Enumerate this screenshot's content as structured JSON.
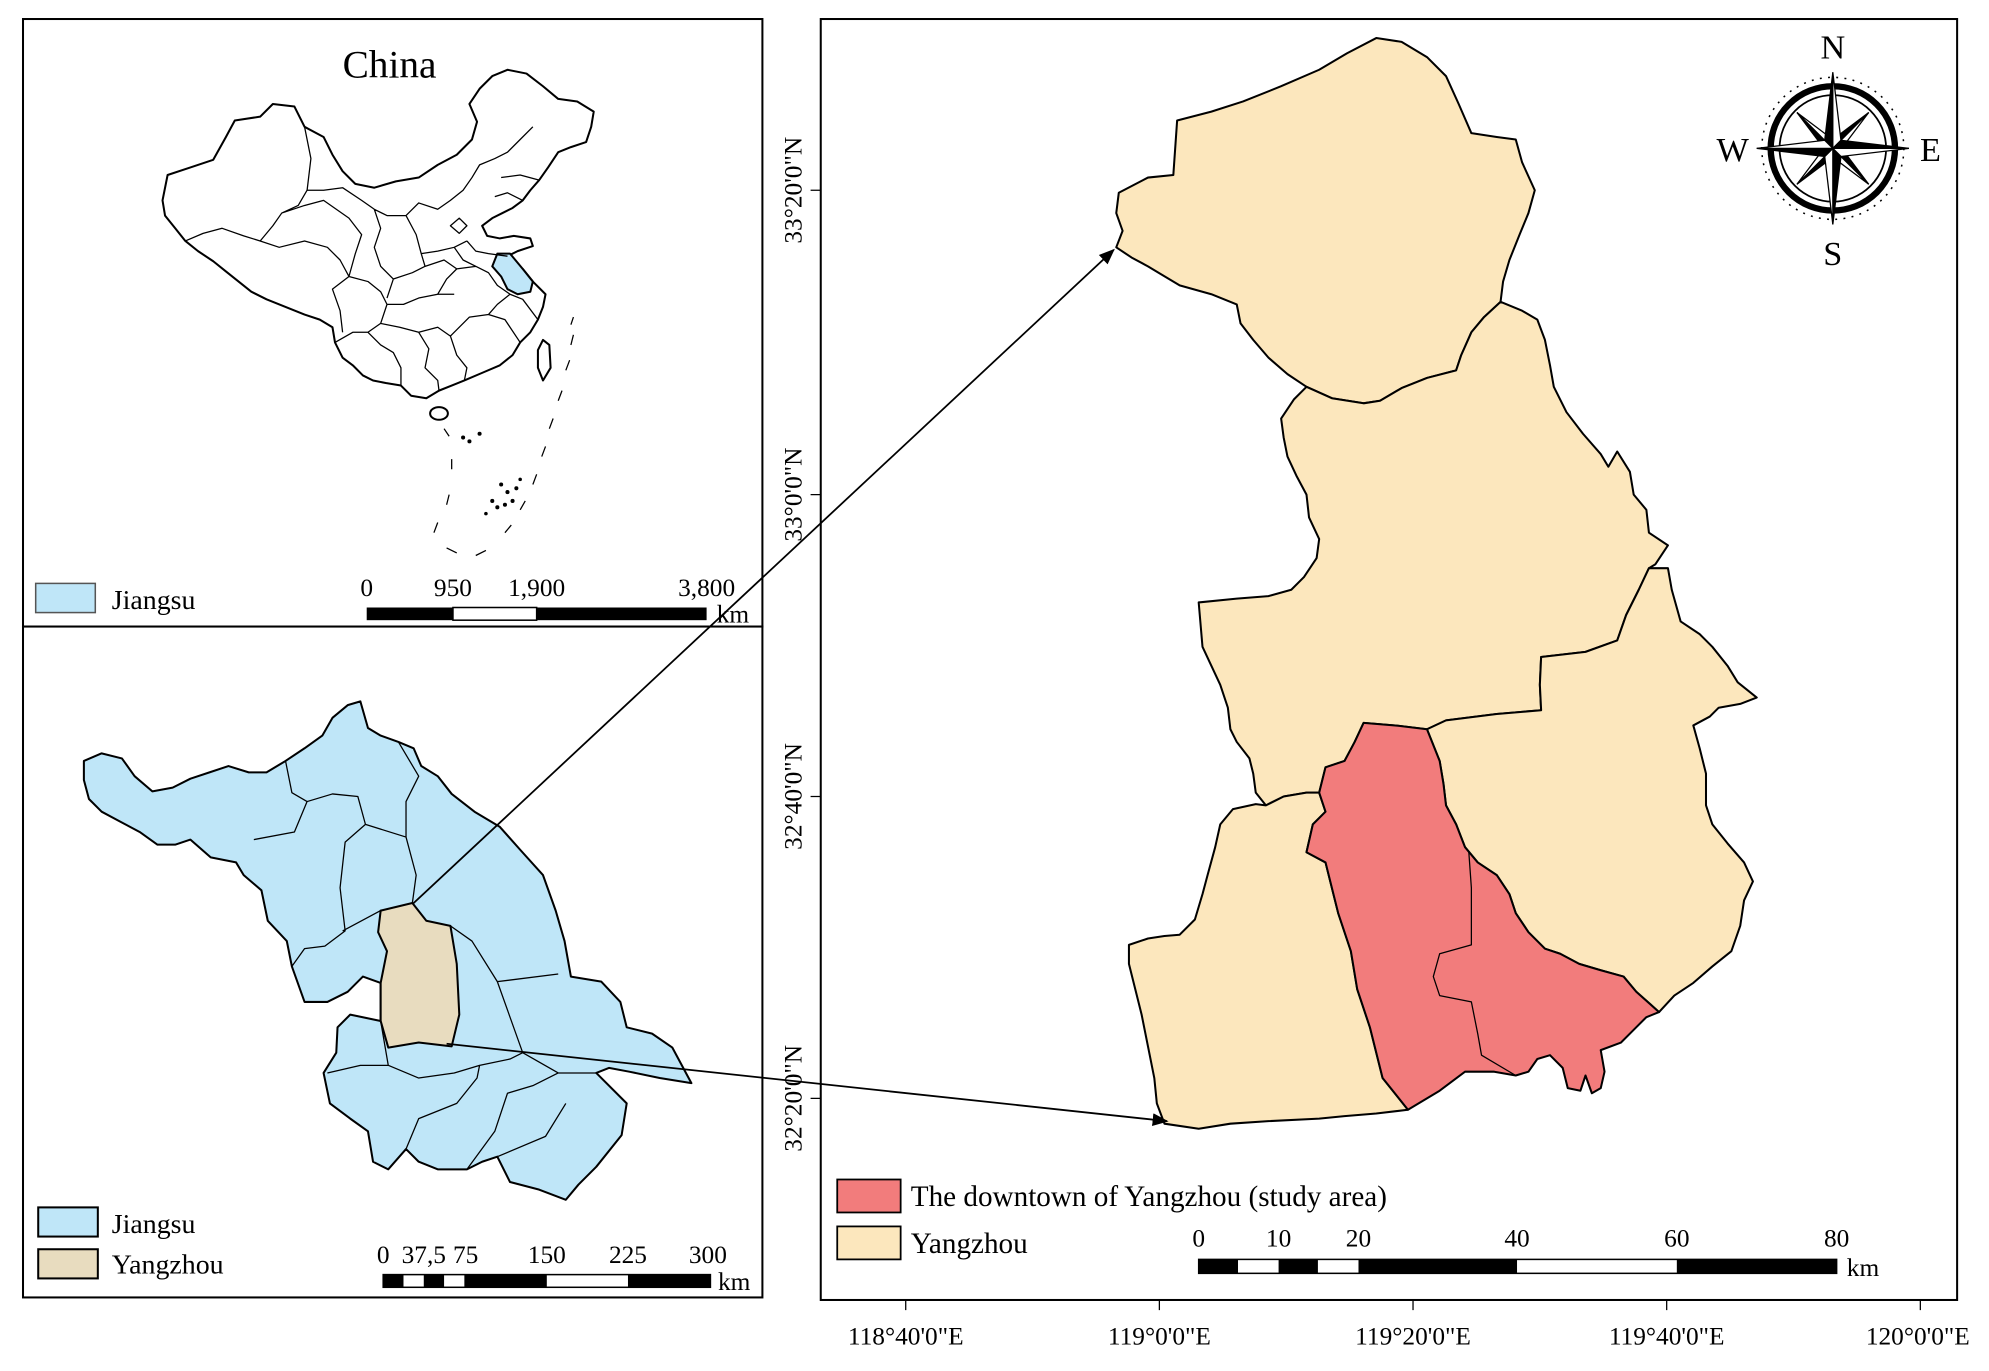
{
  "china_inset": {
    "title": "China",
    "legend": {
      "jiangsu": "Jiangsu"
    },
    "scale_bar": {
      "labels": [
        "0",
        "950",
        "1,900",
        "3,800"
      ],
      "unit": "km"
    }
  },
  "jiangsu_inset": {
    "legend": {
      "jiangsu": "Jiangsu",
      "yangzhou": "Yangzhou"
    },
    "scale_bar": {
      "labels": [
        "0",
        "37,5",
        "75",
        "150",
        "225",
        "300"
      ],
      "unit": "km"
    }
  },
  "yangzhou_map": {
    "legend": {
      "study_area": "The downtown of Yangzhou (study area)",
      "yangzhou": "Yangzhou"
    },
    "scale_bar": {
      "labels": [
        "0",
        "10",
        "20",
        "40",
        "60",
        "80"
      ],
      "unit": "km"
    },
    "compass": {
      "north": "N",
      "east": "E",
      "south": "S",
      "west": "W"
    },
    "latitude_labels": [
      "33°20'0\"N",
      "33°0'0\"N",
      "32°40'0\"N",
      "32°20'0\"N"
    ],
    "longitude_labels": [
      "118°40'0\"E",
      "119°0'0\"E",
      "119°20'0\"E",
      "119°40'0\"E",
      "120°0'0\"E"
    ]
  },
  "colors": {
    "jiangsu": "#bfe6f8",
    "yangzhou_in_jiangsu": "#e8dcbf",
    "study_area": "#f27c7c",
    "yangzhou": "#fce7bd"
  }
}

################

STATED TASK:
Write the lines above out again exactly, without any of their pictures.

IN RESPONSE:
Enumerate this screenshot's content as structured JSON.
{
  "china_inset": {
    "title": "China",
    "legend": {
      "jiangsu": "Jiangsu"
    },
    "scale_bar": {
      "labels": [
        "0",
        "950",
        "1,900",
        "3,800"
      ],
      "unit": "km"
    }
  },
  "jiangsu_inset": {
    "legend": {
      "jiangsu": "Jiangsu",
      "yangzhou": "Yangzhou"
    },
    "scale_bar": {
      "labels": [
        "0",
        "37,5",
        "75",
        "150",
        "225",
        "300"
      ],
      "unit": "km"
    }
  },
  "yangzhou_map": {
    "legend": {
      "study_area": "The downtown of Yangzhou (study area)",
      "yangzhou": "Yangzhou"
    },
    "scale_bar": {
      "labels": [
        "0",
        "10",
        "20",
        "40",
        "60",
        "80"
      ],
      "unit": "km"
    },
    "compass": {
      "north": "N",
      "east": "E",
      "south": "S",
      "west": "W"
    },
    "latitude_labels": [
      "33°20'0\"N",
      "33°0'0\"N",
      "32°40'0\"N",
      "32°20'0\"N"
    ],
    "longitude_labels": [
      "118°40'0\"E",
      "119°0'0\"E",
      "119°20'0\"E",
      "119°40'0\"E",
      "120°0'0\"E"
    ]
  },
  "colors": {
    "jiangsu": "#bfe6f8",
    "yangzhou_in_jiangsu": "#e8dcbf",
    "study_area": "#f27c7c",
    "yangzhou": "#fce7bd"
  }
}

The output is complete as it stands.